Synthesis, DFT, and Molecular Docking Studies of Substituted Benzimidazole Scaffolds as Potential Antimicrobial and Antitubercular Agents

ABSTRACT The rise in antibiotic resistance has become a global health challenge as many of the existing drugs are increasingly ineffective in combating infectious diseases. The benzimidazole hybrids have emerged as new class of antimicrobial agents and as a result there is considerable attention in the design and synthesis of new benzimidazole derivatives. This study describes the synthesis of benzimidazole hybrids and their characterization by FTIR, NMR ( 1 H and 13 C) and mass spectral data. The compounds were screened for antimicrobial potential against the ESKAPE Panel, NTMs, and M. tuberculosis H37Rv27294. Among the tested compounds, 2,4‐dibromo‐6‐(5‐nitro‐1H‐benzo[d]imidazol‐2‐yl)phenol ( 3c ) demonstrated significant potential to inhibit E. faecalis and S. aureus with an MIC values of 1.0 and 0.5 µg/mL, respectively. Compound (3c ) also exhibited immense potential against M. tuberculosis H37Rv27294 with the MIC, 8.0 µg/mL Molecular docking studies on S. aureus tyrosyl‐tRNA synthetase protein, which is essential for bacterial survival, revealed that among all the compounds screened, compound ( 3c ) possesses better affinity with a binding energy of −9.85 kcal/mol. Further, investigation of 3c targeting KasA (β‐ketoacyl‐acyl carrier protein), a crucial enzyme in the mycobacterial FAS‐II pathway, showed a binding energy of −7.1 kcal/mol suggesting 3c could be explore as a promising lead molecule.

## TASK ITEM A:
Using the benzimidazole abstract, explain in one to three sentences why there is considerable attention in designing and synthesizing new benzimidazole derivatives.
## TASK ITEM B:
Please decide whether each statement agrees with the benzimidazole abstract, answering yes or no and quoting the deciding words: (i) Compound 3c had an MIC of 1.0 µg/mL against S. aureus. (ii) The compounds were characterized using FTIR, NMR and mass spectral data. (iii) Docking of 3c against KasA gave a binding energy of −9.85 kcal/mol.

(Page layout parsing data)

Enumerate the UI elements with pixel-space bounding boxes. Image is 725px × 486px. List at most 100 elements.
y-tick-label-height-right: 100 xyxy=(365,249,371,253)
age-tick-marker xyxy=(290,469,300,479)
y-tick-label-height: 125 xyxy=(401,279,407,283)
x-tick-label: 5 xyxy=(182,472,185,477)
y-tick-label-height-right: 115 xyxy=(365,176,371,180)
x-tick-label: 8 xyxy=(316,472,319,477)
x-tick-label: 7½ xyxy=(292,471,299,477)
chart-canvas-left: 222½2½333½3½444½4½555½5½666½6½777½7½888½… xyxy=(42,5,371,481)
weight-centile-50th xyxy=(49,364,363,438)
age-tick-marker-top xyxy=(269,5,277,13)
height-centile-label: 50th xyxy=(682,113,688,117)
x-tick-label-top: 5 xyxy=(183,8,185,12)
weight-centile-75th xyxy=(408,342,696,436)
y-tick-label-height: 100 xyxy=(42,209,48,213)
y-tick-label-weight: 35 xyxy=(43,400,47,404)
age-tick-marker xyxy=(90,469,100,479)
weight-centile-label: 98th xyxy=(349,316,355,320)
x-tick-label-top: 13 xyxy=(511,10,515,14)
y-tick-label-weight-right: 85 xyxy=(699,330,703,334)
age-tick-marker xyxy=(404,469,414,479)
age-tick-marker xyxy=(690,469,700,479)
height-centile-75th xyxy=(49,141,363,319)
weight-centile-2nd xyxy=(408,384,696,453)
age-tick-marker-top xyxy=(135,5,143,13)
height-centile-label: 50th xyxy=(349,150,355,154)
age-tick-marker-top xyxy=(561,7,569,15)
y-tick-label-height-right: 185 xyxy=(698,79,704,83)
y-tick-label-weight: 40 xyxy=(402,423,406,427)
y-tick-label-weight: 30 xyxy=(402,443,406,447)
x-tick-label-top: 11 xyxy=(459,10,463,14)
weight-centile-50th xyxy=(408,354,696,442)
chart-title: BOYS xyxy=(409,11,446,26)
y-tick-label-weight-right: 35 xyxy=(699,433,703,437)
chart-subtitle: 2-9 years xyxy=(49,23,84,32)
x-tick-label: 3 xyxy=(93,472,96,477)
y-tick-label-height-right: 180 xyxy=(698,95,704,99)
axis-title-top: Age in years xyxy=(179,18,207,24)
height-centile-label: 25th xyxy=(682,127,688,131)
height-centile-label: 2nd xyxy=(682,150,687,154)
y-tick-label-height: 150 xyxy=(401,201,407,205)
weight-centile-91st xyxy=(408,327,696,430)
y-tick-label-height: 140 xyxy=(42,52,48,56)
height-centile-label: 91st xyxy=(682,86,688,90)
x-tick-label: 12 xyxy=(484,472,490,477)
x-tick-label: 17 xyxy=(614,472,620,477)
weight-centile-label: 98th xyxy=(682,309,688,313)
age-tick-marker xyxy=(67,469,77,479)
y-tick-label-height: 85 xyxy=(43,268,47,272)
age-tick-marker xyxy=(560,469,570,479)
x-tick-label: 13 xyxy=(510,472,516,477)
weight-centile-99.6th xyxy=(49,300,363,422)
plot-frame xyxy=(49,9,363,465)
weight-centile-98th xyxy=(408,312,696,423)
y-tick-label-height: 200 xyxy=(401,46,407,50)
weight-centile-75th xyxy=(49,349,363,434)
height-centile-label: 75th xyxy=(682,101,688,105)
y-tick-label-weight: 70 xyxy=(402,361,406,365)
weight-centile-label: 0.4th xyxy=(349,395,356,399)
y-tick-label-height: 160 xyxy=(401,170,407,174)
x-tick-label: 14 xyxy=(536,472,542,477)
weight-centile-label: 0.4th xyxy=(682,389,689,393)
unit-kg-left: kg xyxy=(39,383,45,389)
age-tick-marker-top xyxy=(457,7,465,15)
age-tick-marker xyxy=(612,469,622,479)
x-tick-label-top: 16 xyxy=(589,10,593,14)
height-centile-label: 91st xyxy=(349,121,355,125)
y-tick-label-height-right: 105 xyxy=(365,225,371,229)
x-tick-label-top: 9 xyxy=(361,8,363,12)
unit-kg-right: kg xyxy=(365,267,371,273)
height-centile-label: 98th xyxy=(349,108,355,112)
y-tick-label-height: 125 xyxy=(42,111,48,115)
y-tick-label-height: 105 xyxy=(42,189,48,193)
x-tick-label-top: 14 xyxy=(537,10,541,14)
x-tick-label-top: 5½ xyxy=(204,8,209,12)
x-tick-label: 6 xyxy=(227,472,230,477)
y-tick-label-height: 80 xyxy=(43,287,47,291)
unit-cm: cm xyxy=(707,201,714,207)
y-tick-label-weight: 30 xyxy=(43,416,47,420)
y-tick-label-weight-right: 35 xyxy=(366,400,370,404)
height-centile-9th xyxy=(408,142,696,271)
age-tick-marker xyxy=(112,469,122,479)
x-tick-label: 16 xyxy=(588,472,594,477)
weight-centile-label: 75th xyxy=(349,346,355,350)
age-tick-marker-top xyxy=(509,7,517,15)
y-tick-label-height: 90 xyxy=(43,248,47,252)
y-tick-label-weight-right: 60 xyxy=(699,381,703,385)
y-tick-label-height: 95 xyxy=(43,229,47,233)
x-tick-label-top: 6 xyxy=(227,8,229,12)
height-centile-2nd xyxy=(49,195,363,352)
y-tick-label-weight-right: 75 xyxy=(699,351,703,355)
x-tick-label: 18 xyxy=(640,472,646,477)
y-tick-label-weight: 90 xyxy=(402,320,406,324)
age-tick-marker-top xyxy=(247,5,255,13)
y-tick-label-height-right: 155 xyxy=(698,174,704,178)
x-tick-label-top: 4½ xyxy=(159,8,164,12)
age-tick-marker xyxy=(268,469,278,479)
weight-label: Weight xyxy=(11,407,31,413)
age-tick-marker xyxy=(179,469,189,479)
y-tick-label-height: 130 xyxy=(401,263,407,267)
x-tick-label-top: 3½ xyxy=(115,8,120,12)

## EXERCISE RESPONSE A:
Benzimidazole hybrids have emerged as a new class of antimicrobial agents. That is why there is considerable attention in the design and synthesis of new benzimidazole derivatives.

## EXERCISE RESPONSE B:
(i) No: "with an MIC values of 1.0 and 0.5 µg/mL, respectively"
(ii) Yes: "their characterization by FTIR, NMR ( 1 H and 13 C) and mass spectral data"
(iii) No: "showed a binding energy of −7.1 kcal/mol"